- **EXERCISE PROMPT**:
Wherever "Shoulder" appears in a line, list that line.

== PROVIDED RECORDS ==

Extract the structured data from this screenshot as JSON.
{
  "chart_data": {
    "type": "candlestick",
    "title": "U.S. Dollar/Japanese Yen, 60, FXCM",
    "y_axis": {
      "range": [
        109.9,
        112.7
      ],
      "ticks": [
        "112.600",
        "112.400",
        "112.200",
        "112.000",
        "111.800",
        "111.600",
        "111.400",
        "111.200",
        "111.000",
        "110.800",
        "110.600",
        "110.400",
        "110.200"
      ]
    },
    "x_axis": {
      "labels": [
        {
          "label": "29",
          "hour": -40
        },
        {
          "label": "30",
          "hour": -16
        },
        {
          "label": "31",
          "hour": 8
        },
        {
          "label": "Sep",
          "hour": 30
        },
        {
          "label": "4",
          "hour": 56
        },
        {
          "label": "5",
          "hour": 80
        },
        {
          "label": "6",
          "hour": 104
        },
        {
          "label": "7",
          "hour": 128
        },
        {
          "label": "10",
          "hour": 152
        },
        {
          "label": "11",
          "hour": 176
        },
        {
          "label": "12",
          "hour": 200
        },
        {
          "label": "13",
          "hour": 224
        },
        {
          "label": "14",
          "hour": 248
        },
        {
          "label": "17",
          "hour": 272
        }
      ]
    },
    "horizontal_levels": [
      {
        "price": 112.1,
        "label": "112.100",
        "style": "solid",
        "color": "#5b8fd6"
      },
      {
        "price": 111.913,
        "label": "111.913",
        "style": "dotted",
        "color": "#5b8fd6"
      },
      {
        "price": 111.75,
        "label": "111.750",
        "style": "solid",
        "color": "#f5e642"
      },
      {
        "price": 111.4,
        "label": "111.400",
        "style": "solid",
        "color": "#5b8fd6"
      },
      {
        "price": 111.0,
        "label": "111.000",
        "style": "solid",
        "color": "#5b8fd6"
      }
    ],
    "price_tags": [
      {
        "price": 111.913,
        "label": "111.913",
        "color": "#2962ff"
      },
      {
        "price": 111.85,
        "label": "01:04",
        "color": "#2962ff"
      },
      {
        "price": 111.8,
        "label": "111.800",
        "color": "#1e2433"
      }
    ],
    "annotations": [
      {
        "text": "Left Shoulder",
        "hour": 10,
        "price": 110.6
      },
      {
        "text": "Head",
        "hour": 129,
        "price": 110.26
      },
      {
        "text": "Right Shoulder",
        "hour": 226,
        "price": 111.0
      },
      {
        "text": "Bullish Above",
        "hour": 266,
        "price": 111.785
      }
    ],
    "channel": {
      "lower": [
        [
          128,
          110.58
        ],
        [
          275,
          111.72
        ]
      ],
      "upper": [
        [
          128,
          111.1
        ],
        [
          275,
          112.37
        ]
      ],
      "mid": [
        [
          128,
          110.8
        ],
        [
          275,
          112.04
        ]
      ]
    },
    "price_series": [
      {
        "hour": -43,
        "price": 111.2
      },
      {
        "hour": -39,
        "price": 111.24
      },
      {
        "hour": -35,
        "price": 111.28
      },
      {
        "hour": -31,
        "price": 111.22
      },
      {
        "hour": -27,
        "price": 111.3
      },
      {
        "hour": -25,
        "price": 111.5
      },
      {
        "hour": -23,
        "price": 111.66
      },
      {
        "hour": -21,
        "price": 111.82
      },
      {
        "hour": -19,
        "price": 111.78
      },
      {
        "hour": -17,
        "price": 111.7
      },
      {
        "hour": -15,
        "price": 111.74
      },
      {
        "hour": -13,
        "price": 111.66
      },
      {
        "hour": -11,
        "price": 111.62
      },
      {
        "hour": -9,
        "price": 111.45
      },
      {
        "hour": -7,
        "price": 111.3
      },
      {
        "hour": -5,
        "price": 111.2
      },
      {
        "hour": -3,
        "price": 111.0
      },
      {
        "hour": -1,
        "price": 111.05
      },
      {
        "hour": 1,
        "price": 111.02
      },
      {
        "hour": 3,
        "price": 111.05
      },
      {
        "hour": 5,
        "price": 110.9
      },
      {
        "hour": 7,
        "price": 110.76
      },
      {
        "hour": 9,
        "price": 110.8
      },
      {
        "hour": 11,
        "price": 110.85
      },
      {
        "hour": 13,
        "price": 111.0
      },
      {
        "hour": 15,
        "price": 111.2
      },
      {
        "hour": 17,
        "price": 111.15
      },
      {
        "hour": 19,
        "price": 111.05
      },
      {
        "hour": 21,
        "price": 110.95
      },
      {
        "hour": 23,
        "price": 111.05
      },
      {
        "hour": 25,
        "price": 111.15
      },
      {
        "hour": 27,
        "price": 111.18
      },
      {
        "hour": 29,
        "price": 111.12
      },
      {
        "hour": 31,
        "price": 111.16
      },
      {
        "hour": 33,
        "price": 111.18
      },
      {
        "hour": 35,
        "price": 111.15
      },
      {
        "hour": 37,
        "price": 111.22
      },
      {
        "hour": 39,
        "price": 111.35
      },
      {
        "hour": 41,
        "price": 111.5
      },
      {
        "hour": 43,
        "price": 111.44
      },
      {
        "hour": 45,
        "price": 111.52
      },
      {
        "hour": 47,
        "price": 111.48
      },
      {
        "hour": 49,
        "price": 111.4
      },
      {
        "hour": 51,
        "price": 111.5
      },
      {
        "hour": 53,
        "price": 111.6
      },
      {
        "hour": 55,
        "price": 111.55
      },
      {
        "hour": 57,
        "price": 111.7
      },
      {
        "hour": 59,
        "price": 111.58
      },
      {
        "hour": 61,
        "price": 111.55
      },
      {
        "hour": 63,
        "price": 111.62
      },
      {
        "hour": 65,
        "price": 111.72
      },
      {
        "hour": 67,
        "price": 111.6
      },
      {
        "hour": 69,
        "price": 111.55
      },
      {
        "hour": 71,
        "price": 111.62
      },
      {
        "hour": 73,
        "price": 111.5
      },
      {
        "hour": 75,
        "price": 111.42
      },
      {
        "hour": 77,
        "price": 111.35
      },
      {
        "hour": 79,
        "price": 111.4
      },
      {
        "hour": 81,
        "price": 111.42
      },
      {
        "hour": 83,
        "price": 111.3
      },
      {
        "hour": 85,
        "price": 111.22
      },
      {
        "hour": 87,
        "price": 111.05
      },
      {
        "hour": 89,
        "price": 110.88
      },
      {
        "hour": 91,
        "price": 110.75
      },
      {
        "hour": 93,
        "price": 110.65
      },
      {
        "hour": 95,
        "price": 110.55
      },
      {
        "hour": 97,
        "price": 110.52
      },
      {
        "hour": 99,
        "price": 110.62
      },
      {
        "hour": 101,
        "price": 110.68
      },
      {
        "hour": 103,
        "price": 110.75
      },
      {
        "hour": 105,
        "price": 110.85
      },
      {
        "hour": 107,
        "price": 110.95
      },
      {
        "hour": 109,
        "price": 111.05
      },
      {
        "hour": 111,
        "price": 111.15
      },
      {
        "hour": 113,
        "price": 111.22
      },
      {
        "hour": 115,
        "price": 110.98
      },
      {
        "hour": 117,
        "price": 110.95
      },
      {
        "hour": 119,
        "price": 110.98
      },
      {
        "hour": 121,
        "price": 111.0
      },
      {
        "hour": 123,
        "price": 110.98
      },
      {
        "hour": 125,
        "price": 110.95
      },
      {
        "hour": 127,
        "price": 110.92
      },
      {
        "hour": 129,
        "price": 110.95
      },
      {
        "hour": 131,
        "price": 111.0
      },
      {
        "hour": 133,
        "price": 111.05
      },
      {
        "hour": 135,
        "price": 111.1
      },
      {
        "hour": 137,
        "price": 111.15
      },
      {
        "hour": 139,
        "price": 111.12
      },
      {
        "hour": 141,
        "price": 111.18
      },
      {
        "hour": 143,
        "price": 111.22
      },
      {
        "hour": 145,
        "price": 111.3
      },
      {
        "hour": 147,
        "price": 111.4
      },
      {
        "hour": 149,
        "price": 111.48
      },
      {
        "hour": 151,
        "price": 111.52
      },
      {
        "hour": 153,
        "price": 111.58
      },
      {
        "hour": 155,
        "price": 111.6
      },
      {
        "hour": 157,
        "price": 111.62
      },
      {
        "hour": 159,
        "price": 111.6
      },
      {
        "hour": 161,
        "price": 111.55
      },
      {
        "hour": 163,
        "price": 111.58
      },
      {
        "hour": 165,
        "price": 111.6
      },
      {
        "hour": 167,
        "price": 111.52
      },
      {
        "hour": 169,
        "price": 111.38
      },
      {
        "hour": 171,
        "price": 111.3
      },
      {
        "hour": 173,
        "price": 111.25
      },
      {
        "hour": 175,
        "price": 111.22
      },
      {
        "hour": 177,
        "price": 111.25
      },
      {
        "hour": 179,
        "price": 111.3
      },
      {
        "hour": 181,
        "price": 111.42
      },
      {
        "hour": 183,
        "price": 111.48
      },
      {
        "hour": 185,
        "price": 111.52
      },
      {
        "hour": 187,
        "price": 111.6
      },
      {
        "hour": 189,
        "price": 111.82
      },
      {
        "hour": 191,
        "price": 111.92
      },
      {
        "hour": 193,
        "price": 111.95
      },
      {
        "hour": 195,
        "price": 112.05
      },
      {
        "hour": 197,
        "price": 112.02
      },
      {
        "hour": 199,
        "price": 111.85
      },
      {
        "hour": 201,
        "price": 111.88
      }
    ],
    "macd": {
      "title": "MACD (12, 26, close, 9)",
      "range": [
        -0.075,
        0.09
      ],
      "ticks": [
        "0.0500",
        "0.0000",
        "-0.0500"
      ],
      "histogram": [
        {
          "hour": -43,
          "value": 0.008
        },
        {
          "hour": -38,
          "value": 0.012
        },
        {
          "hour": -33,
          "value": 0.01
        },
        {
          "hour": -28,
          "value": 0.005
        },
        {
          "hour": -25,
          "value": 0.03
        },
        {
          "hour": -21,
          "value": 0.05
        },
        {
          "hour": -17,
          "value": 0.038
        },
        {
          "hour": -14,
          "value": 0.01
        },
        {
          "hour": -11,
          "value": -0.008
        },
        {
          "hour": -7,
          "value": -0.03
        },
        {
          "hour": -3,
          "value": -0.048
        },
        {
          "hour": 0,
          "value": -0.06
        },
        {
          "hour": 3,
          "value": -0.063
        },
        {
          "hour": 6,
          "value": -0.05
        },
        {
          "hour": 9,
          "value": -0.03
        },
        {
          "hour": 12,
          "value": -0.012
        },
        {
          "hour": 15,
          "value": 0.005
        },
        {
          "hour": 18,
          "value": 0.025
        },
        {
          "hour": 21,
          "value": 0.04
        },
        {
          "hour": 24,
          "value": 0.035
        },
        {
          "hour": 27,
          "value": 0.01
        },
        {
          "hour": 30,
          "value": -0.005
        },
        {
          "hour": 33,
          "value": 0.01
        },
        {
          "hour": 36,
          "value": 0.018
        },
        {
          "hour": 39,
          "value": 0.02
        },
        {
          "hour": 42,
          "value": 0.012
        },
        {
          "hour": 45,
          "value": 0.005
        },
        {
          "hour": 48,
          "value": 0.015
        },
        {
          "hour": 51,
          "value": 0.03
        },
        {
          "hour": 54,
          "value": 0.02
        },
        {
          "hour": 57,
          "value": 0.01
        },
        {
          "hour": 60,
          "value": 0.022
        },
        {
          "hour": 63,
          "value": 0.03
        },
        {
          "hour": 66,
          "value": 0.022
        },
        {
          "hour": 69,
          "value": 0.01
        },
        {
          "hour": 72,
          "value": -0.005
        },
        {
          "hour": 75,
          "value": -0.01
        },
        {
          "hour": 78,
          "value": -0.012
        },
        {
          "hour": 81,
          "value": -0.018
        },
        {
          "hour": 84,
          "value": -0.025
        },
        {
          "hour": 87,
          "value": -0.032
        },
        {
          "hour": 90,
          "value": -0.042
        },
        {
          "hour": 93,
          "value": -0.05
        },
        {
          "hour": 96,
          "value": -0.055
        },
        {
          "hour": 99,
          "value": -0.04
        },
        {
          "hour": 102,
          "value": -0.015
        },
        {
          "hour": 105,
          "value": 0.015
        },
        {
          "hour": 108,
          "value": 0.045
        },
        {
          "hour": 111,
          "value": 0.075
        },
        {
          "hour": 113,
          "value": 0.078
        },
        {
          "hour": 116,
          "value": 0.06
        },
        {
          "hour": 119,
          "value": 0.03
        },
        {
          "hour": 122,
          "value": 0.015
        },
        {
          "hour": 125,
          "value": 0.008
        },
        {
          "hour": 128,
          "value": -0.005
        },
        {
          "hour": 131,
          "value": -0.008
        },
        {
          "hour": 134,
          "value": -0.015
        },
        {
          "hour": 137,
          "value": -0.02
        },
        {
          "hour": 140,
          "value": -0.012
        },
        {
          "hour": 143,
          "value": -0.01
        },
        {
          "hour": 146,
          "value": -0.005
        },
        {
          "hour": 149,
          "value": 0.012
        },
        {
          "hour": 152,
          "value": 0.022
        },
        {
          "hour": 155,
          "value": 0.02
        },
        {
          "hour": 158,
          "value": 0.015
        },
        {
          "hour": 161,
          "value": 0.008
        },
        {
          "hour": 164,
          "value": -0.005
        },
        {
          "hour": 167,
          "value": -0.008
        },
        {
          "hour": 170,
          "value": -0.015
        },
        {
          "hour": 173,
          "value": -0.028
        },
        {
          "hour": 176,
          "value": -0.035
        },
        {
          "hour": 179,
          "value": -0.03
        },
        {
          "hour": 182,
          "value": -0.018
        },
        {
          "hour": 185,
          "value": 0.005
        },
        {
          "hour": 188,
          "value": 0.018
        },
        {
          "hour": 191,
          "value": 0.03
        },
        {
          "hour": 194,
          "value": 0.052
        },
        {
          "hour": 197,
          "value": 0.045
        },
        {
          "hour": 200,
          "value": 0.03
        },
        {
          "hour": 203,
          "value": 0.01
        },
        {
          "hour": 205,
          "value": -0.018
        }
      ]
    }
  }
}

===

- **FINAL RESULT**:
        "text": "Left Shoulder",
        "text": "Right Shoulder",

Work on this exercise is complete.